[Data records]
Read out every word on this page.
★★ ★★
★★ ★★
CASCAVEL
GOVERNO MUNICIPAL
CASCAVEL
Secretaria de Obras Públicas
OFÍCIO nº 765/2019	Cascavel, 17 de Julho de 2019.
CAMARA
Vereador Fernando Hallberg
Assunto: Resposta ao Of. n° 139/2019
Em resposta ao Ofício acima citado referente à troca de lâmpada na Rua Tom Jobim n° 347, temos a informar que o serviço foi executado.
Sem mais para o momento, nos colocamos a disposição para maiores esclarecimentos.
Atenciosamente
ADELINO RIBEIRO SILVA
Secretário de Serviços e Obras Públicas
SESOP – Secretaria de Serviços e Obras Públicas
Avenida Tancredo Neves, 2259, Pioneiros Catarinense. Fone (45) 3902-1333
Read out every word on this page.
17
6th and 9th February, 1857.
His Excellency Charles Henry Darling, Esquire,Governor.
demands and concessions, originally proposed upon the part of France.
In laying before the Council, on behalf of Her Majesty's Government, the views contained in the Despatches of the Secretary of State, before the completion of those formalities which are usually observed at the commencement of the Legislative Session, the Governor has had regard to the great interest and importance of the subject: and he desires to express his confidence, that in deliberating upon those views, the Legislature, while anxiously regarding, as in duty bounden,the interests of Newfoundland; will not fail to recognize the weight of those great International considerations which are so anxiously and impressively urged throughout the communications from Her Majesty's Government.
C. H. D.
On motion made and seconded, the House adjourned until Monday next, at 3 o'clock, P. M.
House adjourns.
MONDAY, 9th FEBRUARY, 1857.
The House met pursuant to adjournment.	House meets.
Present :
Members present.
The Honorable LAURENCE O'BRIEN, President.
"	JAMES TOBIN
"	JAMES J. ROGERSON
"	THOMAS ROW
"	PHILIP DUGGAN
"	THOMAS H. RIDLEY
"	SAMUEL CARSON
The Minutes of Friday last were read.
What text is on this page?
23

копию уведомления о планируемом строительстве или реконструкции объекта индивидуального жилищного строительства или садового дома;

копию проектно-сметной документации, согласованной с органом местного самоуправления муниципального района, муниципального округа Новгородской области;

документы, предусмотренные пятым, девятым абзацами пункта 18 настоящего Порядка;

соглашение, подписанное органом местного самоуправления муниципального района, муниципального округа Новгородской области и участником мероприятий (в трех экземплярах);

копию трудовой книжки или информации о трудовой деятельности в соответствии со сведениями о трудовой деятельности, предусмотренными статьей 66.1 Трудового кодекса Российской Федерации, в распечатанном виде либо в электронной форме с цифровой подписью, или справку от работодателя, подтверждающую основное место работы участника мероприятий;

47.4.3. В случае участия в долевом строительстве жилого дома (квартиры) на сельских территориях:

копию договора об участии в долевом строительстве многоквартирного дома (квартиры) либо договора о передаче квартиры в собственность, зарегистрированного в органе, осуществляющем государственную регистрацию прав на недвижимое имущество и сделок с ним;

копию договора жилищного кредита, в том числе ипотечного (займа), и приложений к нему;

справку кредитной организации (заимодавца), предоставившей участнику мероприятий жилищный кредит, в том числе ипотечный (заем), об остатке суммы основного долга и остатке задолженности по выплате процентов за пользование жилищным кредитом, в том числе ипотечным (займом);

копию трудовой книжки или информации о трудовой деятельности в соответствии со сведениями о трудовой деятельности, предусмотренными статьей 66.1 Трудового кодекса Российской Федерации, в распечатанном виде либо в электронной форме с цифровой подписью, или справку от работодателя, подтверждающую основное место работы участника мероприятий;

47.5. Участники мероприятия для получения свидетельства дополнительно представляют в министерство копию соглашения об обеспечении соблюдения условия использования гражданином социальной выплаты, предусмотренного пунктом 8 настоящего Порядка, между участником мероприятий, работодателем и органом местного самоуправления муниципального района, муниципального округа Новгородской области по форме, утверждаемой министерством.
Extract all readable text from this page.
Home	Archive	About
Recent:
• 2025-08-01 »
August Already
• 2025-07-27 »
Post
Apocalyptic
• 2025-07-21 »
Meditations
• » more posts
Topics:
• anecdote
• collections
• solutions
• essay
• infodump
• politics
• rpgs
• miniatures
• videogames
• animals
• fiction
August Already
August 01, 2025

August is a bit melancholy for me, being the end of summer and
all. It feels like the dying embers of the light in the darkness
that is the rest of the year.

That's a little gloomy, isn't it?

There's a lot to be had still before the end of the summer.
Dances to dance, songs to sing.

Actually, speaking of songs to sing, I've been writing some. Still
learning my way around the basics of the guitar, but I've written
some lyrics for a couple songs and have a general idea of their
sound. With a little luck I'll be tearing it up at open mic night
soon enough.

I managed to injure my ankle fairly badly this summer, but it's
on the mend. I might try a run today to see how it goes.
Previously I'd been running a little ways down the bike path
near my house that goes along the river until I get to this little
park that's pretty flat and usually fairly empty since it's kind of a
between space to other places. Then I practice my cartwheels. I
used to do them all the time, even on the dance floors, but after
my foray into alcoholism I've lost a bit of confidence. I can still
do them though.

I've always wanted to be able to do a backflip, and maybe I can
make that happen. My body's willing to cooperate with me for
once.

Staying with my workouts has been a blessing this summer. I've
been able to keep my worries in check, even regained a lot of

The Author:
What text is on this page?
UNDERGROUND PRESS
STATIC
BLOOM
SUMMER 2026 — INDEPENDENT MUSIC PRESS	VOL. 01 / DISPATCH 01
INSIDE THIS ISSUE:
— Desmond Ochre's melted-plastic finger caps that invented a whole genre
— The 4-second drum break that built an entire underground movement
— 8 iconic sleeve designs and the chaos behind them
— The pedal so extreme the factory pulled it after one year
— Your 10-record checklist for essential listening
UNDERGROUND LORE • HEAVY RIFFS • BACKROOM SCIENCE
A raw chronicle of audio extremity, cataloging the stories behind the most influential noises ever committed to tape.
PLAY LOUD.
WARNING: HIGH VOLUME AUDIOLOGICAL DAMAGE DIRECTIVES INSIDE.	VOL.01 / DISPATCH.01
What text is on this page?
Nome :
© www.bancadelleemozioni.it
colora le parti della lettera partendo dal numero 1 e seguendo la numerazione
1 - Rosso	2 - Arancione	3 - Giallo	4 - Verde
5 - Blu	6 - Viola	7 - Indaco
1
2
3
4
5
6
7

## The request
The entries above must be returned in full, exactly as shown.

## Exercise response
Read out every word on this page.
★★ ★★
★★ ★★
CASCAVEL
GOVERNO MUNICIPAL
CASCAVEL
Secretaria de Obras Públicas
OFÍCIO nº 765/2019	Cascavel, 17 de Julho de 2019.
CAMARA
Vereador Fernando Hallberg
Assunto: Resposta ao Of. n° 139/2019
Em resposta ao Ofício acima citado referente à troca de lâmpada na Rua Tom Jobim n° 347, temos a informar que o serviço foi executado.
Sem mais para o momento, nos colocamos a disposição para maiores esclarecimentos.
Atenciosamente
ADELINO RIBEIRO SILVA
Secretário de Serviços e Obras Públicas
SESOP – Secretaria de Serviços e Obras Públicas
Avenida Tancredo Neves, 2259, Pioneiros Catarinense. Fone (45) 3902-1333
Read out every word on this page.
17
6th and 9th February, 1857.
His Excellency Charles Henry Darling, Esquire,Governor.
demands and concessions, originally proposed upon the part of France.
In laying before the Council, on behalf of Her Majesty's Government, the views contained in the Despatches of the Secretary of State, before the completion of those formalities which are usually observed at the commencement of the Legislative Session, the Governor has had regard to the great interest and importance of the subject: and he desires to express his confidence, that in deliberating upon those views, the Legislature, while anxiously regarding, as in duty bounden,the interests of Newfoundland; will not fail to recognize the weight of those great International considerations which are so anxiously and impressively urged throughout the communications from Her Majesty's Government.
C. H. D.
On motion made and seconded, the House adjourned until Monday next, at 3 o'clock, P. M.
House adjourns.
MONDAY, 9th FEBRUARY, 1857.
The House met pursuant to adjournment.	House meets.
Present :
Members present.
The Honorable LAURENCE O'BRIEN, President.
"	JAMES TOBIN
"	JAMES J. ROGERSON
"	THOMAS ROW
"	PHILIP DUGGAN
"	THOMAS H. RIDLEY
"	SAMUEL CARSON
The Minutes of Friday last were read.
What text is on this page?
23

копию уведомления о планируемом строительстве или реконструкции объекта индивидуального жилищного строительства или садового дома;

копию проектно-сметной документации, согласованной с органом местного самоуправления муниципального района, муниципального округа Новгородской области;

документы, предусмотренные пятым, девятым абзацами пункта 18 настоящего Порядка;

соглашение, подписанное органом местного самоуправления муниципального района, муниципального округа Новгородской области и участником мероприятий (в трех экземплярах);

копию трудовой книжки или информации о трудовой деятельности в соответствии со сведениями о трудовой деятельности, предусмотренными статьей 66.1 Трудового кодекса Российской Федерации, в распечатанном виде либо в электронной форме с цифровой подписью, или справку от работодателя, подтверждающую основное место работы участника мероприятий;

47.4.3. В случае участия в долевом строительстве жилого дома (квартиры) на сельских территориях:

копию договора об участии в долевом строительстве многоквартирного дома (квартиры) либо договора о передаче квартиры в собственность, зарегистрированного в органе, осуществляющем государственную регистрацию прав на недвижимое имущество и сделок с ним;

копию договора жилищного кредита, в том числе ипотечного (займа), и приложений к нему;

справку кредитной организации (заимодавца), предоставившей участнику мероприятий жилищный кредит, в том числе ипотечный (заем), об остатке суммы основного долга и остатке задолженности по выплате процентов за пользование жилищным кредитом, в том числе ипотечным (займом);

копию трудовой книжки или информации о трудовой деятельности в соответствии со сведениями о трудовой деятельности, предусмотренными статьей 66.1 Трудового кодекса Российской Федерации, в распечатанном виде либо в электронной форме с цифровой подписью, или справку от работодателя, подтверждающую основное место работы участника мероприятий;

47.5. Участники мероприятия для получения свидетельства дополнительно представляют в министерство копию соглашения об обеспечении соблюдения условия использования гражданином социальной выплаты, предусмотренного пунктом 8 настоящего Порядка, между участником мероприятий, работодателем и органом местного самоуправления муниципального района, муниципального округа Новгородской области по форме, утверждаемой министерством.
Extract all readable text from this page.
Home	Archive	About
Recent:
• 2025-08-01 »
August Already
• 2025-07-27 »
Post
Apocalyptic
• 2025-07-21 »
Meditations
• » more posts
Topics:
• anecdote
• collections
• solutions
• essay
• infodump
• politics
• rpgs
• miniatures
• videogames
• animals
• fiction
August Already
August 01, 2025

August is a bit melancholy for me, being the end of summer and
all. It feels like the dying embers of the light in the darkness
that is the rest of the year.

That's a little gloomy, isn't it?

There's a lot to be had still before the end of the summer.
Dances to dance, songs to sing.

Actually, speaking of songs to sing, I've been writing some. Still
learning my way around the basics of the guitar, but I've written
some lyrics for a couple songs and have a general idea of their
sound. With a little luck I'll be tearing it up at open mic night
soon enough.

I managed to injure my ankle fairly badly this summer, but it's
on the mend. I might try a run today to see how it goes.
Previously I'd been running a little ways down the bike path
near my house that goes along the river until I get to this little
park that's pretty flat and usually fairly empty since it's kind of a
between space to other places. Then I practice my cartwheels. I
used to do them all the time, even on the dance floors, but after
my foray into alcoholism I've lost a bit of confidence. I can still
do them though.

I've always wanted to be able to do a backflip, and maybe I can
make that happen. My body's willing to cooperate with me for
once.

Staying with my workouts has been a blessing this summer. I've
been able to keep my worries in check, even regained a lot of

The Author:
What text is on this page?
UNDERGROUND PRESS
STATIC
BLOOM
SUMMER 2026 — INDEPENDENT MUSIC PRESS	VOL. 01 / DISPATCH 01
INSIDE THIS ISSUE:
— Desmond Ochre's melted-plastic finger caps that invented a whole genre
— The 4-second drum break that built an entire underground movement
— 8 iconic sleeve designs and the chaos behind them
— The pedal so extreme the factory pulled it after one year
— Your 10-record checklist for essential listening
UNDERGROUND LORE • HEAVY RIFFS • BACKROOM SCIENCE
A raw chronicle of audio extremity, cataloging the stories behind the most influential noises ever committed to tape.
PLAY LOUD.
WARNING: HIGH VOLUME AUDIOLOGICAL DAMAGE DIRECTIVES INSIDE.	VOL.01 / DISPATCH.01
What text is on this page?
Nome :
© www.bancadelleemozioni.it
colora le parti della lettera partendo dal numero 1 e seguendo la numerazione
1 - Rosso	2 - Arancione	3 - Giallo	4 - Verde
5 - Blu	6 - Viola	7 - Indaco
1
2
3
4
5
6
7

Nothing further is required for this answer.